Your objective
Reproduce the listing exactly, with no pictures in your copy.

Material for this task
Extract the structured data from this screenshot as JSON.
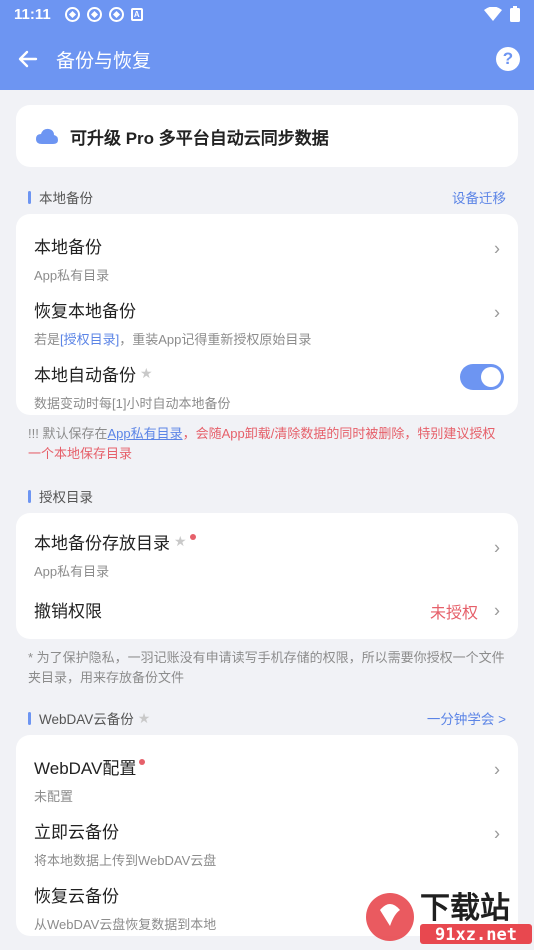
{
  "status": {
    "time": "11:11",
    "notif_badge": "A"
  },
  "appbar": {
    "title": "备份与恢复",
    "help": "?"
  },
  "pro": {
    "text": "可升级 Pro 多平台自动云同步数据"
  },
  "local": {
    "header": "本地备份",
    "link": "设备迁移",
    "rows": [
      {
        "title": "本地备份",
        "sub": "App私有目录"
      },
      {
        "title": "恢复本地备份",
        "sub_prefix": "若是",
        "sub_highlight": "[授权目录]",
        "sub_suffix": "，重装App记得重新授权原始目录"
      },
      {
        "title": "本地自动备份",
        "sub": "数据变动时每[1]小时自动本地备份",
        "toggle_on": true
      }
    ],
    "note_prefix": "!!! 默认保存在",
    "note_link": "App私有目录",
    "note_red": "，会随App卸载/清除数据的同时被删除，特别建议授权一个本地保存目录"
  },
  "auth": {
    "header": "授权目录",
    "rows": [
      {
        "title": "本地备份存放目录",
        "sub": "App私有目录"
      },
      {
        "title": "撤销权限",
        "value": "未授权"
      }
    ],
    "note": "* 为了保护隐私，一羽记账没有申请读写手机存储的权限，所以需要你授权一个文件夹目录，用来存放备份文件"
  },
  "webdav": {
    "header": "WebDAV云备份",
    "link": "一分钟学会 >",
    "rows": [
      {
        "title": "WebDAV配置",
        "sub": "未配置"
      },
      {
        "title": "立即云备份",
        "sub": "将本地数据上传到WebDAV云盘"
      },
      {
        "title": "恢复云备份",
        "sub": "从WebDAV云盘恢复数据到本地"
      }
    ]
  },
  "watermark": {
    "brand": "下载站",
    "site": "91xz.net"
  },
  "colors": {
    "accent": "#6d95f2",
    "link": "#5b84e6",
    "danger": "#e6606a",
    "background": "#f1f2f6"
  }
}
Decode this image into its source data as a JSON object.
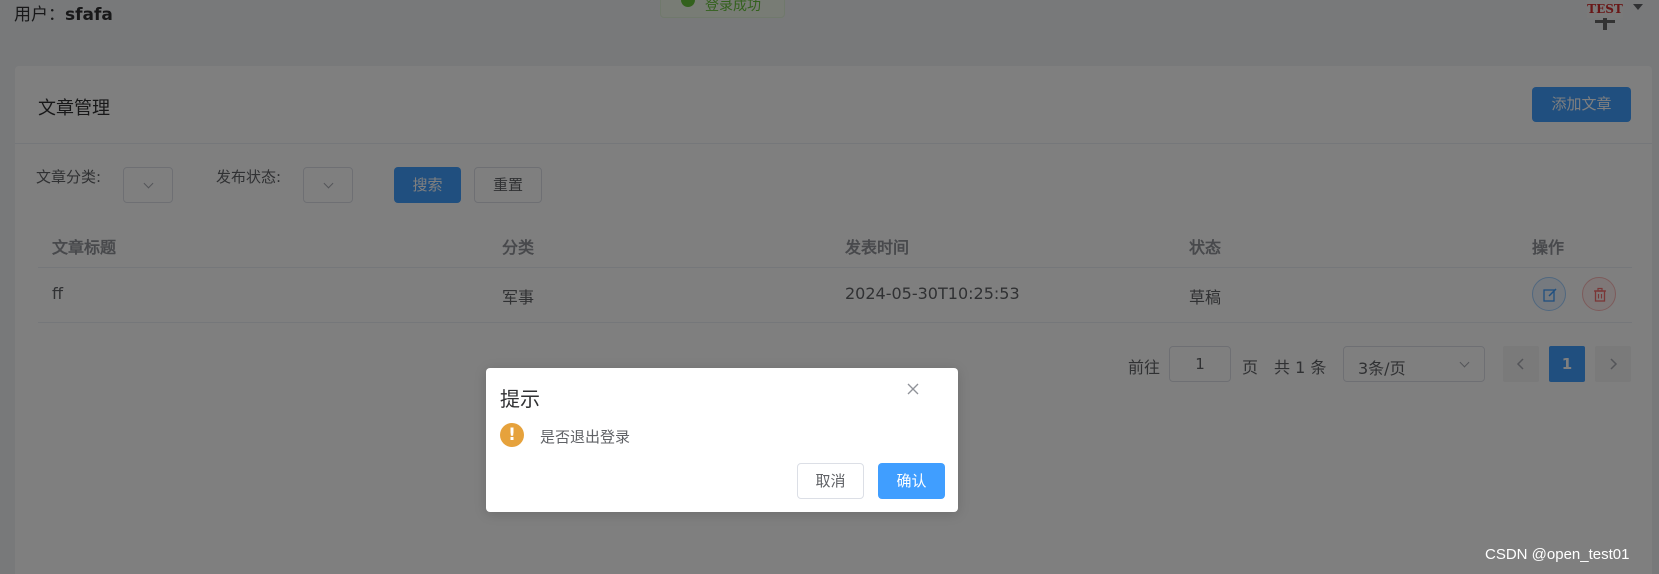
{
  "header": {
    "user_prefix": "用户：",
    "username": "sfafa",
    "toast_text": "登录成功",
    "avatar_text": "TEST"
  },
  "card": {
    "title": "文章管理",
    "add_button": "添加文章"
  },
  "filters": {
    "category_label": "文章分类:",
    "status_label": "发布状态:",
    "search_button": "搜索",
    "reset_button": "重置"
  },
  "table": {
    "headers": [
      "文章标题",
      "分类",
      "发表时间",
      "状态",
      "操作"
    ],
    "rows": [
      {
        "title": "ff",
        "category": "军事",
        "time": "2024-05-30T10:25:53",
        "status": "草稿"
      }
    ]
  },
  "pagination": {
    "goto_label": "前往",
    "page_value": "1",
    "page_unit": "页",
    "total_text": "共 1 条",
    "page_size": "3条/页",
    "current_page": "1"
  },
  "dialog": {
    "title": "提示",
    "message": "是否退出登录",
    "cancel_label": "取消",
    "confirm_label": "确认"
  },
  "watermark": "CSDN @open_test01",
  "colors": {
    "primary": "#409eff",
    "warning": "#e6a23c",
    "danger": "#f56c6c",
    "success": "#67c23a"
  },
  "icons": [
    "edit-icon",
    "delete-icon",
    "close-icon",
    "warning-icon",
    "chevron-down-icon",
    "chevron-left-icon",
    "chevron-right-icon"
  ]
}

Answer to this problem
Extract the structured data from this screenshot as JSON.
{
  "status": {
    "time": "11:11",
    "notif_badge": "A"
  },
  "appbar": {
    "title": "备份与恢复",
    "help": "?"
  },
  "pro": {
    "text": "可升级 Pro 多平台自动云同步数据"
  },
  "local": {
    "header": "本地备份",
    "link": "设备迁移",
    "rows": [
      {
        "title": "本地备份",
        "sub": "App私有目录"
      },
      {
        "title": "恢复本地备份",
        "sub_prefix": "若是",
        "sub_highlight": "[授权目录]",
        "sub_suffix": "，重装App记得重新授权原始目录"
      },
      {
        "title": "本地自动备份",
        "sub": "数据变动时每[1]小时自动本地备份",
        "toggle_on": true
      }
    ],
    "note_prefix": "!!! 默认保存在",
    "note_link": "App私有目录",
    "note_red": "，会随App卸载/清除数据的同时被删除，特别建议授权一个本地保存目录"
  },
  "auth": {
    "header": "授权目录",
    "rows": [
      {
        "title": "本地备份存放目录",
        "sub": "App私有目录"
      },
      {
        "title": "撤销权限",
        "value": "未授权"
      }
    ],
    "note": "* 为了保护隐私，一羽记账没有申请读写手机存储的权限，所以需要你授权一个文件夹目录，用来存放备份文件"
  },
  "webdav": {
    "header": "WebDAV云备份",
    "link": "一分钟学会 >",
    "rows": [
      {
        "title": "WebDAV配置",
        "sub": "未配置"
      },
      {
        "title": "立即云备份",
        "sub": "将本地数据上传到WebDAV云盘"
      },
      {
        "title": "恢复云备份",
        "sub": "从WebDAV云盘恢复数据到本地"
      }
    ]
  },
  "watermark": {
    "brand": "下载站",
    "site": "91xz.net"
  },
  "colors": {
    "accent": "#6d95f2",
    "link": "#5b84e6",
    "danger": "#e6606a",
    "background": "#f1f2f6"
  }
}
Decode this image into its source data as a JSON object.
{
  "header": {
    "user_prefix": "用户：",
    "username": "sfafa",
    "toast_text": "登录成功",
    "avatar_text": "TEST"
  },
  "card": {
    "title": "文章管理",
    "add_button": "添加文章"
  },
  "filters": {
    "category_label": "文章分类:",
    "status_label": "发布状态:",
    "search_button": "搜索",
    "reset_button": "重置"
  },
  "table": {
    "headers": [
      "文章标题",
      "分类",
      "发表时间",
      "状态",
      "操作"
    ],
    "rows": [
      {
        "title": "ff",
        "category": "军事",
        "time": "2024-05-30T10:25:53",
        "status": "草稿"
      }
    ]
  },
  "pagination": {
    "goto_label": "前往",
    "page_value": "1",
    "page_unit": "页",
    "total_text": "共 1 条",
    "page_size": "3条/页",
    "current_page": "1"
  },
  "dialog": {
    "title": "提示",
    "message": "是否退出登录",
    "cancel_label": "取消",
    "confirm_label": "确认"
  },
  "watermark": "CSDN @open_test01",
  "colors": {
    "primary": "#409eff",
    "warning": "#e6a23c",
    "danger": "#f56c6c",
    "success": "#67c23a"
  },
  "icons": [
    "edit-icon",
    "delete-icon",
    "close-icon",
    "warning-icon",
    "chevron-down-icon",
    "chevron-left-icon",
    "chevron-right-icon"
  ]
}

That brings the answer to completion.